▶ [RECORD LIST]

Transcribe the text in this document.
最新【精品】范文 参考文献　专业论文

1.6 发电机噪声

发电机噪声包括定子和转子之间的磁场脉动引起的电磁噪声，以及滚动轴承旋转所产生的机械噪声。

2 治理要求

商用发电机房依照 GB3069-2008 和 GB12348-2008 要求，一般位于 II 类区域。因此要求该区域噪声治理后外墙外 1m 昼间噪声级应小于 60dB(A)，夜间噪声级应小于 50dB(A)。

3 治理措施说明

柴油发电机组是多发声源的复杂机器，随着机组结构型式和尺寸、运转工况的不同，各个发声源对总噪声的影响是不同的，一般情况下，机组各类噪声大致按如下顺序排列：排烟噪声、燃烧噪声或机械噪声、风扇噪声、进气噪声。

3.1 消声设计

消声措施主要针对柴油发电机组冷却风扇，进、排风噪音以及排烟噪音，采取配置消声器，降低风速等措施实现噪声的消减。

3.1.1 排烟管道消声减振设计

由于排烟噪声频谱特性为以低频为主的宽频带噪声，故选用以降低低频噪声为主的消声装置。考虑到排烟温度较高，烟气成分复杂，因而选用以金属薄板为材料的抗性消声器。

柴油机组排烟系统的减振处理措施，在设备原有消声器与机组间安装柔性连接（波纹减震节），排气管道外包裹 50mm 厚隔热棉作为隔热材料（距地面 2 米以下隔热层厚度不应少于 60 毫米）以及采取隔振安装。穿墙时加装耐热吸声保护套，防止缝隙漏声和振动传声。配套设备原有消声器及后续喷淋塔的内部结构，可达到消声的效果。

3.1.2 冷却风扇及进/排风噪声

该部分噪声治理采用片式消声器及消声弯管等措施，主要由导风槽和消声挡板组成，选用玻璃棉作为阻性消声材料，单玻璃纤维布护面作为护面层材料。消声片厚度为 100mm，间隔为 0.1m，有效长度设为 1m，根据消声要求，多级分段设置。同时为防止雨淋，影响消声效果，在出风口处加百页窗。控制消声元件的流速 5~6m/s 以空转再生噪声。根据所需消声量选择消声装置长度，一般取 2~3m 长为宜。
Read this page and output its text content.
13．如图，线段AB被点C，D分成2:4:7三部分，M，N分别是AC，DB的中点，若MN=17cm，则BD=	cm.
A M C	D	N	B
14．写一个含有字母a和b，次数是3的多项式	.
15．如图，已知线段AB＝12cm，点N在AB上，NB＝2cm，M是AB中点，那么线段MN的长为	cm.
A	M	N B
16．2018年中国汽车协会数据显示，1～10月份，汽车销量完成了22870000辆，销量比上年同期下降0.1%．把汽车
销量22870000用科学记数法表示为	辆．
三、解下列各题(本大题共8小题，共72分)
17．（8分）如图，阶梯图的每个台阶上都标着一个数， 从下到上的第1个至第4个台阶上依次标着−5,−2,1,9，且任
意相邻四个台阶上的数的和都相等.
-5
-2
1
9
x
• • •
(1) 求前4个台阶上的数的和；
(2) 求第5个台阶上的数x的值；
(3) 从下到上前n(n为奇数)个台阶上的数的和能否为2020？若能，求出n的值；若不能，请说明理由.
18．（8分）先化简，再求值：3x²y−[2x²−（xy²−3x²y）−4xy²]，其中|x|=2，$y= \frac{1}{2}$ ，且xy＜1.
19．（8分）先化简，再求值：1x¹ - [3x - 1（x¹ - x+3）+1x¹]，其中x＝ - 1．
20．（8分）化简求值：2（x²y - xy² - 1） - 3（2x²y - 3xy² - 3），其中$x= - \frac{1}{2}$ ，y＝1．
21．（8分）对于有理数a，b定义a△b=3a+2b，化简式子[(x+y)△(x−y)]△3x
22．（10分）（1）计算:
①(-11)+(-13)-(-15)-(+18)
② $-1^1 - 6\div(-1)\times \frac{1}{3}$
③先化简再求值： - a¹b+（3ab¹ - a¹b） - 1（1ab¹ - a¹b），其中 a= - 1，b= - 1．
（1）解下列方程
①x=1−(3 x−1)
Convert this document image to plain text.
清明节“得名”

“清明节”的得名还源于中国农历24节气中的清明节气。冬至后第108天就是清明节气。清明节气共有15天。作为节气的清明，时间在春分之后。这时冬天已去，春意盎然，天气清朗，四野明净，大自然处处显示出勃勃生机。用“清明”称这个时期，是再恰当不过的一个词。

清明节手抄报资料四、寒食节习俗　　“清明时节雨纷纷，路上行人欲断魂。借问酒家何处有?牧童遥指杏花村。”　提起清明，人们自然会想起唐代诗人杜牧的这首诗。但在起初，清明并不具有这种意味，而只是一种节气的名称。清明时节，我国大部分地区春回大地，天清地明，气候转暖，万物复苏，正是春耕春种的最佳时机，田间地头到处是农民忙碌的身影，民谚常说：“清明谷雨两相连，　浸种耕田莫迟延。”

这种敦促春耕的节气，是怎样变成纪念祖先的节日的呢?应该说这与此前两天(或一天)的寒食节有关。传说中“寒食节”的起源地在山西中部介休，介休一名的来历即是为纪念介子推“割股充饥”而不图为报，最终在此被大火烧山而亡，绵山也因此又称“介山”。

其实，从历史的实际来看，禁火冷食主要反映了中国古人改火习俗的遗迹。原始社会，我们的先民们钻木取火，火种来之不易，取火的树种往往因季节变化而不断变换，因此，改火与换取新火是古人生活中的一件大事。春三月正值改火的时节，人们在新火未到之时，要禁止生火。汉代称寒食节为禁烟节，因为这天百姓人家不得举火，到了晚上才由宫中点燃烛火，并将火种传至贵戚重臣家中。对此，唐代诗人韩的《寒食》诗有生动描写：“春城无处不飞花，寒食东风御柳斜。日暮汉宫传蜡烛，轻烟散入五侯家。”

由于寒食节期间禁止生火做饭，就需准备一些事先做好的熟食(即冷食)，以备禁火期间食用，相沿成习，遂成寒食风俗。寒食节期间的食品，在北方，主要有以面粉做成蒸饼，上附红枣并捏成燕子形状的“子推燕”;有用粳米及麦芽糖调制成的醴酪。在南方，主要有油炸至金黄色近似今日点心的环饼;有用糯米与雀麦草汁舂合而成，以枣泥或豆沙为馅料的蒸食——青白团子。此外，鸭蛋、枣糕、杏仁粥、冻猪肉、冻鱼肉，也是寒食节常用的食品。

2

▶ [INSTRUCTIONS TO FOLLOW]
Show every line in the entries where the string "document" occurs.

▶ [CORRECT RESULT]
Transcribe the text in this document.
Convert this document image to plain text.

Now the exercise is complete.